Copy out the entries below precisely; nothing is to be omitted.

== Record set

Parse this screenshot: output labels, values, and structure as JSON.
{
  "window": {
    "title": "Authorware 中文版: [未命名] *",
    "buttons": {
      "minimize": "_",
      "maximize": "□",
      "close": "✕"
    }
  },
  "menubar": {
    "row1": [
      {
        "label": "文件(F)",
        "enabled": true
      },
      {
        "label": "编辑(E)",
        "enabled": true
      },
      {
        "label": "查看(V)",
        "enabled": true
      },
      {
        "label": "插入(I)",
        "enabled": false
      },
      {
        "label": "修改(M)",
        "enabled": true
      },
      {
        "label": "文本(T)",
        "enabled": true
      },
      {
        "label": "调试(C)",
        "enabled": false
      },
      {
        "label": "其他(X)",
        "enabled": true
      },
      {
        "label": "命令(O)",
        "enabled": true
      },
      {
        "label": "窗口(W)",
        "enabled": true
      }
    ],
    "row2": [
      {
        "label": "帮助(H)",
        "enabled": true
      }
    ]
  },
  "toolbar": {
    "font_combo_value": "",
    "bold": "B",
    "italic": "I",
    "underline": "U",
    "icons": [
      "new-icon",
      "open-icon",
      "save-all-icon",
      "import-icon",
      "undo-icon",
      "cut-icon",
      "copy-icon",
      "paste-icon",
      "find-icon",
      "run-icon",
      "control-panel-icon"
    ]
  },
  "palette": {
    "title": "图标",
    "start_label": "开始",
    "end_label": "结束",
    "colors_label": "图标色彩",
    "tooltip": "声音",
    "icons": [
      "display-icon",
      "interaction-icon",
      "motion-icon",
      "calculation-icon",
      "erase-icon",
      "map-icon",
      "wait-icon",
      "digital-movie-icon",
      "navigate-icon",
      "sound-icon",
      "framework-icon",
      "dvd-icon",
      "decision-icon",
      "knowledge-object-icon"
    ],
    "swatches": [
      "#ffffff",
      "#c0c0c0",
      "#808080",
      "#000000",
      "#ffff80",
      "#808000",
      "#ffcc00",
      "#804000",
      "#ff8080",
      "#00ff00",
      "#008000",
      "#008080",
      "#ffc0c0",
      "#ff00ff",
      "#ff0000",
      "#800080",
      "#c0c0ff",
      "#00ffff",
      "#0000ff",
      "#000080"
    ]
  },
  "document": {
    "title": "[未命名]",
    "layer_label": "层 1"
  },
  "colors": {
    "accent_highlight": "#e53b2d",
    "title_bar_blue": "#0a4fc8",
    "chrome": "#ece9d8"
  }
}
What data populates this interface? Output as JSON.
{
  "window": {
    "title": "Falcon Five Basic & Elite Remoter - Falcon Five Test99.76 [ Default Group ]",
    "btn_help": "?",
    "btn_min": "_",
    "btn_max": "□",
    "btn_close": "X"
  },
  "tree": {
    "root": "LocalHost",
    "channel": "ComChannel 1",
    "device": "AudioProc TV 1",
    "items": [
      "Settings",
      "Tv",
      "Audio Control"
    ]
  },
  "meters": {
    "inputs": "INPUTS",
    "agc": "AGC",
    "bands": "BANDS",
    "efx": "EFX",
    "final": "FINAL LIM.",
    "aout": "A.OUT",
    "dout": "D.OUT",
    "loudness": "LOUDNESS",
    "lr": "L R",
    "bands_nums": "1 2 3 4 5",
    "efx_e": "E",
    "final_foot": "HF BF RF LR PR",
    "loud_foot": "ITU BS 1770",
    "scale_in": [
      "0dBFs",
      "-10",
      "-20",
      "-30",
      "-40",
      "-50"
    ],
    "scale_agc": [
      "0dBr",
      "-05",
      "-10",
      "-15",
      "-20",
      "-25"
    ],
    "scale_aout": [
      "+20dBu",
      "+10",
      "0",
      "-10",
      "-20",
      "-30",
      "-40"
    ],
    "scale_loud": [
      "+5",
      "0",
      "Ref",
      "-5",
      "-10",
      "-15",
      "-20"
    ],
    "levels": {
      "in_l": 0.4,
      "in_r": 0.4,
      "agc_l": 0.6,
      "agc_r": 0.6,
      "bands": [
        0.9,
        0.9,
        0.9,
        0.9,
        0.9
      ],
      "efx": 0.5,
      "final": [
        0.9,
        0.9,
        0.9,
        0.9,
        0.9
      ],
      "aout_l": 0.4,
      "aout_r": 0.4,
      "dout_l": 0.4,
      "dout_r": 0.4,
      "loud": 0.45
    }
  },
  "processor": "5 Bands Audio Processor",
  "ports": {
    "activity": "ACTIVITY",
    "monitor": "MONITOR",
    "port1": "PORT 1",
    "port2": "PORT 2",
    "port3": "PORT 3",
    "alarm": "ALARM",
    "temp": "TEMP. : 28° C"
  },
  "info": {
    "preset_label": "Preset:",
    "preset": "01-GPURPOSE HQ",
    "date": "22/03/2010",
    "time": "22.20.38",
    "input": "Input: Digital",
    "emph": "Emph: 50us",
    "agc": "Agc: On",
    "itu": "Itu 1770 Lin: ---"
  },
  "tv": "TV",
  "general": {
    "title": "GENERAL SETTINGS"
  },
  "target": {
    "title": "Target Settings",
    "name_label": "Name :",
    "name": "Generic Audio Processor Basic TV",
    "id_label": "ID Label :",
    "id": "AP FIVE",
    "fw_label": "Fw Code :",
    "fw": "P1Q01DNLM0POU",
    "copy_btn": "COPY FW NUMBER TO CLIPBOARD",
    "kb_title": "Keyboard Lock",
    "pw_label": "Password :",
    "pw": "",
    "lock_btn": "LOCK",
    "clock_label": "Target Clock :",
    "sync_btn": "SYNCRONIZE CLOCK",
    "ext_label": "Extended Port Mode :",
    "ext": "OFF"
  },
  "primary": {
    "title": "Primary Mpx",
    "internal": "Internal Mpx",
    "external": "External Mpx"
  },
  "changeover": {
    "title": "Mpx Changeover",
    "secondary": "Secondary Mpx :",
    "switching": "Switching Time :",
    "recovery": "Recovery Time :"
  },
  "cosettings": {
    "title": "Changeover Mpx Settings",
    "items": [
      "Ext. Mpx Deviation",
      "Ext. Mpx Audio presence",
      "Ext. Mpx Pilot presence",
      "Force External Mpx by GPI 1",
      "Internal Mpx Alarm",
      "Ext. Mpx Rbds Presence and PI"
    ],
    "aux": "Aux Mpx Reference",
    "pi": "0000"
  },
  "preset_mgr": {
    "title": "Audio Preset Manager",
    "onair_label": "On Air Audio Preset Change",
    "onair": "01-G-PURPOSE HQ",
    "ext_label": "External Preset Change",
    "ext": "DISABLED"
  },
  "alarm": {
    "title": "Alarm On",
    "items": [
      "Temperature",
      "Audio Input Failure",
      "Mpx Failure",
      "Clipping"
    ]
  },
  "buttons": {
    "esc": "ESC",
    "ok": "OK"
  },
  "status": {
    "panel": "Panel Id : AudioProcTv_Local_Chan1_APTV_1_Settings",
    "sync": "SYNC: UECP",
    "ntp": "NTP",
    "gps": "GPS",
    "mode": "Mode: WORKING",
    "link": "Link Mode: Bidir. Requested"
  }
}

====

Result below.
Parse this screenshot: output labels, values, and structure as JSON.
{
  "window": {
    "title": "Authorware 中文版: [未命名] *",
    "buttons": {
      "minimize": "_",
      "maximize": "□",
      "close": "✕"
    }
  },
  "menubar": {
    "row1": [
      {
        "label": "文件(F)",
        "enabled": true
      },
      {
        "label": "编辑(E)",
        "enabled": true
      },
      {
        "label": "查看(V)",
        "enabled": true
      },
      {
        "label": "插入(I)",
        "enabled": false
      },
      {
        "label": "修改(M)",
        "enabled": true
      },
      {
        "label": "文本(T)",
        "enabled": true
      },
      {
        "label": "调试(C)",
        "enabled": false
      },
      {
        "label": "其他(X)",
        "enabled": true
      },
      {
        "label": "命令(O)",
        "enabled": true
      },
      {
        "label": "窗口(W)",
        "enabled": true
      }
    ],
    "row2": [
      {
        "label": "帮助(H)",
        "enabled": true
      }
    ]
  },
  "toolbar": {
    "font_combo_value": "",
    "bold": "B",
    "italic": "I",
    "underline": "U",
    "icons": [
      "new-icon",
      "open-icon",
      "save-all-icon",
      "import-icon",
      "undo-icon",
      "cut-icon",
      "copy-icon",
      "paste-icon",
      "find-icon",
      "run-icon",
      "control-panel-icon"
    ]
  },
  "palette": {
    "title": "图标",
    "start_label": "开始",
    "end_label": "结束",
    "colors_label": "图标色彩",
    "tooltip": "声音",
    "icons": [
      "display-icon",
      "interaction-icon",
      "motion-icon",
      "calculation-icon",
      "erase-icon",
      "map-icon",
      "wait-icon",
      "digital-movie-icon",
      "navigate-icon",
      "sound-icon",
      "framework-icon",
      "dvd-icon",
      "decision-icon",
      "knowledge-object-icon"
    ],
    "swatches": [
      "#ffffff",
      "#c0c0c0",
      "#808080",
      "#000000",
      "#ffff80",
      "#808000",
      "#ffcc00",
      "#804000",
      "#ff8080",
      "#00ff00",
      "#008000",
      "#008080",
      "#ffc0c0",
      "#ff00ff",
      "#ff0000",
      "#800080",
      "#c0c0ff",
      "#00ffff",
      "#0000ff",
      "#000080"
    ]
  },
  "document": {
    "title": "[未命名]",
    "layer_label": "层 1"
  },
  "colors": {
    "accent_highlight": "#e53b2d",
    "title_bar_blue": "#0a4fc8",
    "chrome": "#ece9d8"
  }
}
What data populates this interface? Output as JSON.
{
  "window": {
    "title": "Falcon Five Basic & Elite Remoter - Falcon Five Test99.76 [ Default Group ]",
    "btn_help": "?",
    "btn_min": "_",
    "btn_max": "□",
    "btn_close": "X"
  },
  "tree": {
    "root": "LocalHost",
    "channel": "ComChannel 1",
    "device": "AudioProc TV 1",
    "items": [
      "Settings",
      "Tv",
      "Audio Control"
    ]
  },
  "meters": {
    "inputs": "INPUTS",
    "agc": "AGC",
    "bands": "BANDS",
    "efx": "EFX",
    "final": "FINAL LIM.",
    "aout": "A.OUT",
    "dout": "D.OUT",
    "loudness": "LOUDNESS",
    "lr": "L R",
    "bands_nums": "1 2 3 4 5",
    "efx_e": "E",
    "final_foot": "HF BF RF LR PR",
    "loud_foot": "ITU BS 1770",
    "scale_in": [
      "0dBFs",
      "-10",
      "-20",
      "-30",
      "-40",
      "-50"
    ],
    "scale_agc": [
      "0dBr",
      "-05",
      "-10",
      "-15",
      "-20",
      "-25"
    ],
    "scale_aout": [
      "+20dBu",
      "+10",
      "0",
      "-10",
      "-20",
      "-30",
      "-40"
    ],
    "scale_loud": [
      "+5",
      "0",
      "Ref",
      "-5",
      "-10",
      "-15",
      "-20"
    ],
    "levels": {
      "in_l": 0.4,
      "in_r": 0.4,
      "agc_l": 0.6,
      "agc_r": 0.6,
      "bands": [
        0.9,
        0.9,
        0.9,
        0.9,
        0.9
      ],
      "efx": 0.5,
      "final": [
        0.9,
        0.9,
        0.9,
        0.9,
        0.9
      ],
      "aout_l": 0.4,
      "aout_r": 0.4,
      "dout_l": 0.4,
      "dout_r": 0.4,
      "loud": 0.45
    }
  },
  "processor": "5 Bands Audio Processor",
  "ports": {
    "activity": "ACTIVITY",
    "monitor": "MONITOR",
    "port1": "PORT 1",
    "port2": "PORT 2",
    "port3": "PORT 3",
    "alarm": "ALARM",
    "temp": "TEMP. : 28° C"
  },
  "info": {
    "preset_label": "Preset:",
    "preset": "01-GPURPOSE HQ",
    "date": "22/03/2010",
    "time": "22.20.38",
    "input": "Input: Digital",
    "emph": "Emph: 50us",
    "agc": "Agc: On",
    "itu": "Itu 1770 Lin: ---"
  },
  "tv": "TV",
  "general": {
    "title": "GENERAL SETTINGS"
  },
  "target": {
    "title": "Target Settings",
    "name_label": "Name :",
    "name": "Generic Audio Processor Basic TV",
    "id_label": "ID Label :",
    "id": "AP FIVE",
    "fw_label": "Fw Code :",
    "fw": "P1Q01DNLM0POU",
    "copy_btn": "COPY FW NUMBER TO CLIPBOARD",
    "kb_title": "Keyboard Lock",
    "pw_label": "Password :",
    "pw": "",
    "lock_btn": "LOCK",
    "clock_label": "Target Clock :",
    "sync_btn": "SYNCRONIZE CLOCK",
    "ext_label": "Extended Port Mode :",
    "ext": "OFF"
  },
  "primary": {
    "title": "Primary Mpx",
    "internal": "Internal Mpx",
    "external": "External Mpx"
  },
  "changeover": {
    "title": "Mpx Changeover",
    "secondary": "Secondary Mpx :",
    "switching": "Switching Time :",
    "recovery": "Recovery Time :"
  },
  "cosettings": {
    "title": "Changeover Mpx Settings",
    "items": [
      "Ext. Mpx Deviation",
      "Ext. Mpx Audio presence",
      "Ext. Mpx Pilot presence",
      "Force External Mpx by GPI 1",
      "Internal Mpx Alarm",
      "Ext. Mpx Rbds Presence and PI"
    ],
    "aux": "Aux Mpx Reference",
    "pi": "0000"
  },
  "preset_mgr": {
    "title": "Audio Preset Manager",
    "onair_label": "On Air Audio Preset Change",
    "onair": "01-G-PURPOSE HQ",
    "ext_label": "External Preset Change",
    "ext": "DISABLED"
  },
  "alarm": {
    "title": "Alarm On",
    "items": [
      "Temperature",
      "Audio Input Failure",
      "Mpx Failure",
      "Clipping"
    ]
  },
  "buttons": {
    "esc": "ESC",
    "ok": "OK"
  },
  "status": {
    "panel": "Panel Id : AudioProcTv_Local_Chan1_APTV_1_Settings",
    "sync": "SYNC: UECP",
    "ntp": "NTP",
    "gps": "GPS",
    "mode": "Mode: WORKING",
    "link": "Link Mode: Bidir. Requested"
  }
}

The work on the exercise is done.